• Exercise
Find the word "image" in the listing; pull out each line holding it.

Saved entries:
========================================

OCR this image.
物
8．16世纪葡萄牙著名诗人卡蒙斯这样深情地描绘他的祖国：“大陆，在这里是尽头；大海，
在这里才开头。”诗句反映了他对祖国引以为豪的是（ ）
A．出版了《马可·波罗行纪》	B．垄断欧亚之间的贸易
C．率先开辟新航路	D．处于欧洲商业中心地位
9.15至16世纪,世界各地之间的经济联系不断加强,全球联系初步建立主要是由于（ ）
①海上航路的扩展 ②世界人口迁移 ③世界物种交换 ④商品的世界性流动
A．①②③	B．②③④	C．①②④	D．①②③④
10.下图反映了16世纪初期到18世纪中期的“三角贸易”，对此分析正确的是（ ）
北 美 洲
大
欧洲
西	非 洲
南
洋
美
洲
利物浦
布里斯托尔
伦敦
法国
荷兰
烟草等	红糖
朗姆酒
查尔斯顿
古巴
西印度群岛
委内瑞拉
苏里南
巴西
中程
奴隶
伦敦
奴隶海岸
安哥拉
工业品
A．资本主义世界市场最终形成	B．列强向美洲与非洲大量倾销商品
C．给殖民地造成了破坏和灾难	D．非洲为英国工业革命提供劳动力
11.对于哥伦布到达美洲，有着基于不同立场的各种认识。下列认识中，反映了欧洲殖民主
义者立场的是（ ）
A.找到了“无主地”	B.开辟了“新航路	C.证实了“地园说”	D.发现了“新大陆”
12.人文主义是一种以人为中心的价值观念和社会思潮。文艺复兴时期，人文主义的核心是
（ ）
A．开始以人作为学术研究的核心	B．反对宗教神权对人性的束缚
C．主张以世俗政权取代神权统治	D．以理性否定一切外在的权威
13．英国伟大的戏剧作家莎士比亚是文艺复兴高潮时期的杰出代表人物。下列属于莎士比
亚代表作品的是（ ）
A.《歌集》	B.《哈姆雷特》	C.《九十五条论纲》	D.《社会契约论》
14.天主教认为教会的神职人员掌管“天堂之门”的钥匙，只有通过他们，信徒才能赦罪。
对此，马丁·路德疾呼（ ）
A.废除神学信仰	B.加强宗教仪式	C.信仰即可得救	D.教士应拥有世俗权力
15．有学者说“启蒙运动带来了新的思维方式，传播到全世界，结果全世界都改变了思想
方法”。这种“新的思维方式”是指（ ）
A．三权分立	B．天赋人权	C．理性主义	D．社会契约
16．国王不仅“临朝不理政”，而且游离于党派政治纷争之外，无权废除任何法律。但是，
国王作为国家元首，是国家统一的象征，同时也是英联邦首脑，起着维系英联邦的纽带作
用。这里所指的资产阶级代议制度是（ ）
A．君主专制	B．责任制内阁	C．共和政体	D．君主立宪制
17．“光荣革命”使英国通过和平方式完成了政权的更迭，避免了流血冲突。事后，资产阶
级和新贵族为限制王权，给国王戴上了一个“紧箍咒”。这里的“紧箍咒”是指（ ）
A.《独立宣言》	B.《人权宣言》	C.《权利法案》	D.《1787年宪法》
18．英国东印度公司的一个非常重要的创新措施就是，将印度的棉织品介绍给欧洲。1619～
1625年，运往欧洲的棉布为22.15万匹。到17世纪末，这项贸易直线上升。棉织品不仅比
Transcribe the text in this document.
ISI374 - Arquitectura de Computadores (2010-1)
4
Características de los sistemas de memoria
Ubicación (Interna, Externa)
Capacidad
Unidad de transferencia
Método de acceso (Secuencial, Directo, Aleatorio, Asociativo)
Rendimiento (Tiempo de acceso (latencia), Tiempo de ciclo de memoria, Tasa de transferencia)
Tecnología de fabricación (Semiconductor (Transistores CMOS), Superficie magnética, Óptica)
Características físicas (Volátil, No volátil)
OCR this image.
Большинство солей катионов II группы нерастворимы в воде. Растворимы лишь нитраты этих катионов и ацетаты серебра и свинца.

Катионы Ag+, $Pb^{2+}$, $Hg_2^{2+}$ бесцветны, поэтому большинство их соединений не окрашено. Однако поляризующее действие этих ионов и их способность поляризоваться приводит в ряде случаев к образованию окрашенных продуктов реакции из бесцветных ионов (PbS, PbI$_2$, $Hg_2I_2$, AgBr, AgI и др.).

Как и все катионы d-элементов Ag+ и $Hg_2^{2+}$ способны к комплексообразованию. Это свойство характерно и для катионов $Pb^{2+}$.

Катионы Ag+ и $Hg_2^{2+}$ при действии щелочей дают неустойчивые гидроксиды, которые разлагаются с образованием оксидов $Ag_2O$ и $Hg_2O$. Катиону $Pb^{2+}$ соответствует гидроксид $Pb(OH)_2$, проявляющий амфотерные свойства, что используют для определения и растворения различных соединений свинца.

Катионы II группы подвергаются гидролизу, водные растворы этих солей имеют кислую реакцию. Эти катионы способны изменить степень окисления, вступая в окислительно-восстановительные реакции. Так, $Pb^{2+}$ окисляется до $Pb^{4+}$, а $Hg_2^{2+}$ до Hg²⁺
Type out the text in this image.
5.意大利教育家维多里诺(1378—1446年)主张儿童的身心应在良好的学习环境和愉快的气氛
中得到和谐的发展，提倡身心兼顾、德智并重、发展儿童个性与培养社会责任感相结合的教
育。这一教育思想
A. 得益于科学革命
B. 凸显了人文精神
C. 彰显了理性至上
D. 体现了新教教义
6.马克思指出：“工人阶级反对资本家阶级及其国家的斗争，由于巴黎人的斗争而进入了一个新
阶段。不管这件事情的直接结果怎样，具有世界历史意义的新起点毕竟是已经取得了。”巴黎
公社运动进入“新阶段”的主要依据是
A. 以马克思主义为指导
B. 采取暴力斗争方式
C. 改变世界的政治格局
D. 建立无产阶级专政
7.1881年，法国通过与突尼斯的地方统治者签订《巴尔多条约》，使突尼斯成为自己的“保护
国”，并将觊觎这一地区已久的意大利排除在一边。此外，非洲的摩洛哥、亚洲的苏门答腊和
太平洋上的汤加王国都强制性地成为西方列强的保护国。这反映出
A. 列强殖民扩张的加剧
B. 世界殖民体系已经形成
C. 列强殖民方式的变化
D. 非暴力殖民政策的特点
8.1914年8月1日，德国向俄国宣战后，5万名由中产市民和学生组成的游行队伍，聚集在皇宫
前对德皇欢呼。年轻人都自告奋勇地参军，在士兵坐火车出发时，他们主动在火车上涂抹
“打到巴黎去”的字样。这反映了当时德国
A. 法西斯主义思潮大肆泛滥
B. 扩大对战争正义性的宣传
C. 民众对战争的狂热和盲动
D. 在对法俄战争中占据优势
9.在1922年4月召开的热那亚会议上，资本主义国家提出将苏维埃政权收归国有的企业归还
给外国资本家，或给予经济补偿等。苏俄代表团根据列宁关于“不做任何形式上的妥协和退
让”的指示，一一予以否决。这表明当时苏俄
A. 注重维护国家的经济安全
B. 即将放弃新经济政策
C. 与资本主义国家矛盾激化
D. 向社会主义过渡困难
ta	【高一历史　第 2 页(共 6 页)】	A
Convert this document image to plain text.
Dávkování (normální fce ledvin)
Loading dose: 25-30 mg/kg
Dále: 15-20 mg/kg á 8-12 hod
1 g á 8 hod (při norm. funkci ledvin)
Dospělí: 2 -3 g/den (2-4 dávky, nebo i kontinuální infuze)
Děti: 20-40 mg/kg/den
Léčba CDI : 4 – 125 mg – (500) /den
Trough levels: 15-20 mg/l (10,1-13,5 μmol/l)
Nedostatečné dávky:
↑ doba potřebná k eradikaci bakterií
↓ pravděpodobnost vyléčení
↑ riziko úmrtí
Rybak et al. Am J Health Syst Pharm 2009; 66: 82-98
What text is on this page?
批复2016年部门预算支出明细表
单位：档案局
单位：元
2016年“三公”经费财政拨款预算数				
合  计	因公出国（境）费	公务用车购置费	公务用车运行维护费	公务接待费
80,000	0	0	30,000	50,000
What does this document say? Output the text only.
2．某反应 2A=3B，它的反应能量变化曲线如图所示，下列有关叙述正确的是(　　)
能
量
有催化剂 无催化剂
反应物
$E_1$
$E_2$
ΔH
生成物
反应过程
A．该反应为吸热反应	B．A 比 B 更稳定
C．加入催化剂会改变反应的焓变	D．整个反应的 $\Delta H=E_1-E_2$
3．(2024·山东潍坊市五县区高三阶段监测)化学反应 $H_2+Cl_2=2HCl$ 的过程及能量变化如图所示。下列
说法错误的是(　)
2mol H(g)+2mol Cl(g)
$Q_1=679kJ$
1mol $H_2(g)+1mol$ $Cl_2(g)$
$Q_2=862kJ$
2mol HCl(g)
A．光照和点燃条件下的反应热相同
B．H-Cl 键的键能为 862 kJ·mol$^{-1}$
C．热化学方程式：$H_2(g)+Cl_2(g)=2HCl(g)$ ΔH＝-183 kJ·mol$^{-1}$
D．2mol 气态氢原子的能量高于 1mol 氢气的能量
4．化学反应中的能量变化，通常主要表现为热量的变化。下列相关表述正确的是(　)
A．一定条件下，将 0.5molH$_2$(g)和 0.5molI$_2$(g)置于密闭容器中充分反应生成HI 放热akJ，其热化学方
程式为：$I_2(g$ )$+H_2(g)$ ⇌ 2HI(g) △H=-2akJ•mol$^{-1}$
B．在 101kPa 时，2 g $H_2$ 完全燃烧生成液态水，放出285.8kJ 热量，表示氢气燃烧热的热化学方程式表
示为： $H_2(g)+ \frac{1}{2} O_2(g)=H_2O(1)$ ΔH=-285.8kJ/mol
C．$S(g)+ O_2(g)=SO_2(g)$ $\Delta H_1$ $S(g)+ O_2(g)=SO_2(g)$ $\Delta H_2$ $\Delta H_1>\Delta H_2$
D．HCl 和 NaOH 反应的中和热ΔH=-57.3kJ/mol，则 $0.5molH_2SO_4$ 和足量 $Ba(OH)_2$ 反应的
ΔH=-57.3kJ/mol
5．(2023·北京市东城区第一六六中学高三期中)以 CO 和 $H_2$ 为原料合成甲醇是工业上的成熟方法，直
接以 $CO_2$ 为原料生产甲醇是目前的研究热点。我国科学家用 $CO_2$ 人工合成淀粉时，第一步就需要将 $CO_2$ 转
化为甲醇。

========================================

• Finished answer
OCR this image.
OCR this image.
Type out the text in this image.
Convert this document image to plain text.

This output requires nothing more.